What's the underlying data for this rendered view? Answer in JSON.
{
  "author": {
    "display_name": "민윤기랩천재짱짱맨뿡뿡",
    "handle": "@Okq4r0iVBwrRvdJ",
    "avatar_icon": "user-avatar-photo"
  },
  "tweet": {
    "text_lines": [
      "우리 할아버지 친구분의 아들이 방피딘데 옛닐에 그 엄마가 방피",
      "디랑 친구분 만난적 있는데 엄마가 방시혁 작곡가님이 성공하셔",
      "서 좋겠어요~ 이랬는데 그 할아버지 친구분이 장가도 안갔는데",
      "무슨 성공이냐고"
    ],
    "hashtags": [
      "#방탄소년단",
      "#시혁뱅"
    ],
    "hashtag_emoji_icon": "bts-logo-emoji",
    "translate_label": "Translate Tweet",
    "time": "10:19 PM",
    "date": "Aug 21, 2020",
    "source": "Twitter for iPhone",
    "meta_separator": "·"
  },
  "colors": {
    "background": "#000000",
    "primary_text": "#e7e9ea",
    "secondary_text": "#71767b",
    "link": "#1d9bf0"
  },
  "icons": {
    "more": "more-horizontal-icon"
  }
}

**REQUIREMENT:**
Your task is to retype all the records above with nothing left out.

**OUTPUT:**
What's the underlying data for this rendered view? Answer in JSON.
{
  "author": {
    "display_name": "민윤기랩천재짱짱맨뿡뿡",
    "handle": "@Okq4r0iVBwrRvdJ",
    "avatar_icon": "user-avatar-photo"
  },
  "tweet": {
    "text_lines": [
      "우리 할아버지 친구분의 아들이 방피딘데 옛닐에 그 엄마가 방피",
      "디랑 친구분 만난적 있는데 엄마가 방시혁 작곡가님이 성공하셔",
      "서 좋겠어요~ 이랬는데 그 할아버지 친구분이 장가도 안갔는데",
      "무슨 성공이냐고"
    ],
    "hashtags": [
      "#방탄소년단",
      "#시혁뱅"
    ],
    "hashtag_emoji_icon": "bts-logo-emoji",
    "translate_label": "Translate Tweet",
    "time": "10:19 PM",
    "date": "Aug 21, 2020",
    "source": "Twitter for iPhone",
    "meta_separator": "·"
  },
  "colors": {
    "background": "#000000",
    "primary_text": "#e7e9ea",
    "secondary_text": "#71767b",
    "link": "#1d9bf0"
  },
  "icons": {
    "more": "more-horizontal-icon"
  }
}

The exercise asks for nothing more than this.